Date Me or F*ck You!

It’s just that simple.

I’m so exhausted with this dating bullshit I’ve been experiencing this past year. Is dating nonexistent? A few weeks back I met a nice guy at a birthday gathering. He gave me the full run down of his educational and employment background – boasting about working for President Obama and being a praise dancer at church. Ok, he seems well rounded. I went on to tell him a little about myself and we proceeded to hit the dance floor. We spent a good 15 minutes dancing with each other and went our separate ways to mingle with the other partygoers. We exchanged numbers before exiting the party and that’s when he hit me with the one-two punch, “Can I come back to Brooklyn with you?” I was so disappointed and would have given him a little credit if he were drunk. Unfortunately he wasn’t. My response, “You haven’t swipe your credit card enough.”

I’ve dabbled in quite a few different types of men – rich, broke, dumb, butt ugly, and fine. I miss the guys that used to smother me with attention and affection. I even appreciate the cheating, stand-up guy who went out his way to please both me and the other girl. But what the hell is going on with men today? A dip boo buddy friend once told me that he prefers to be pursued by women. He prefers women to take the initiate and request dates. It’s the “millennium.”  I was so angry listening to that bullshit but couldn’t offer a comeback. That’s the laziest shit I’ve ever heard and any man that has that mentality should be shot. The sad reality is that there is a ton of women willing to step up to the plate and take ALL leads just to be with a man.

Maybe I missed the memo but whatever happened to dating…like real dating. Like going OUT and not making it a movie night at the crib on the 1st date. Putting thought into restaurant selections and taking note of that fact that I’ve never been to MoMA.  Should I convince myself that because a nice, decent man is a rarity that I shouldn’t expect anything more than his presence? The problem is, with dating, is that there’s an overwhelming number of bad apples in the bunch. Picking and choosing can be tedious, discouraging and time consuming.  I remember dating a guy who strategically planned dates with me every week for a month, so that by the end of the month his request for sex would be justified. He flat out said,

“I’ve done what I need to do. We’ve been dating every week. Do you want to have sex?”

## Provided material:
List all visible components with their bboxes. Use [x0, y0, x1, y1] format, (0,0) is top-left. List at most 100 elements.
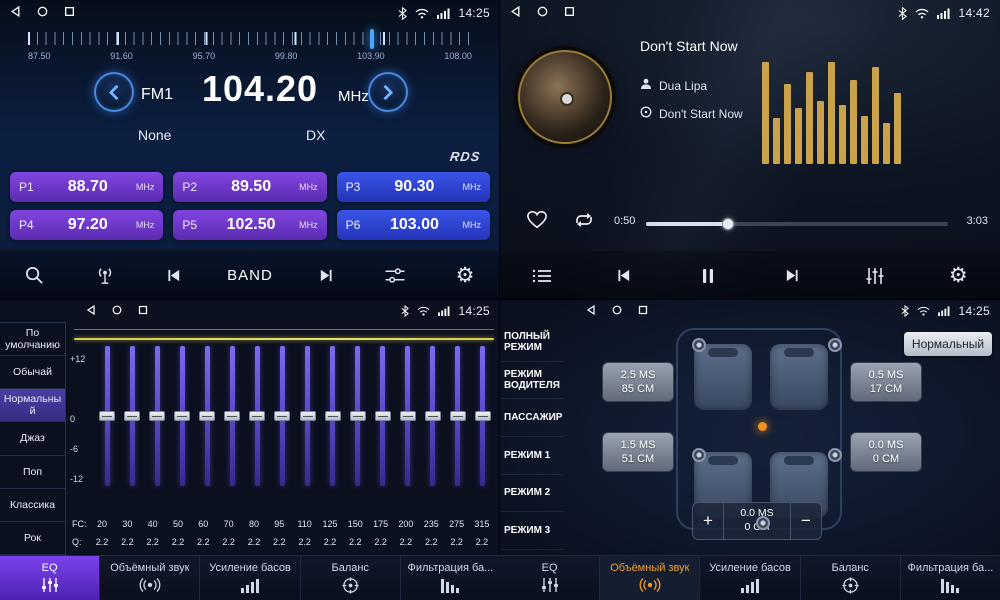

## Task 1:
Answer each question from the post about dating:
(a) How long did the writer and the man from the birthday gathering spend dancing together?
(b) According to the friend described in the post, what does he prefer women to do?
(c) Which museum does the writer say she has never been to?
## Task 2:
Write the next part of the post about dating, picking up after its final quoted question.

## Output 1:
(a) About 15 minutes.
(b) He prefers to be pursued by women, with women taking the initiative and requesting dates.
(c) MoMA.

## Output 2:
How lame.

Once we’re privy to meeting a guy that wants to spend time before hitting the sheets, we might have to deal with a cast of characters: Clingy Christopher, Psycho Paul, Musky Balls Mike, and Stalker Sam. I’m not saying that dating a decent guy is impossible, but given the landscape (specifically New York City) dating has become a thorn in the ass. Men have women at their disposal. Women are very well aware of this and often times will do (or allow) anything for companionship or a man. I love black men but I’m starting to think that I should jump on the bandwagon and date outside the race. Sigh

Another issue that grinds my gears is the dynamics of dating. The dating game and rules has become extremely complicate as the decades progress. There’s no need to get to know a person when there’s Google and Facebook. Text messaging, instant messaging and Skype has destroyed the beauty in late night telephone calls. Maybe it’s the hopeless romantic, spoiled brat in me, but I want to be wooed – not poked on Facebook. I had more fun dating in high school than as a 26 year old woman. I miss the days of dates that ended with him nervous wondering if he should ask for a kiss. Now I have to practically fake a heavy period, just to avoid him demanding to come to my apartment to chill.

I’m looking forward to marriage because this dating thing isn’t for me.

What are your issues with dating? Any dating horror stories? What are your thoughts on interracial dating? Check out this article featured on Essence.com “6 Fabulous Reason to Date More Than One Man at a Time.”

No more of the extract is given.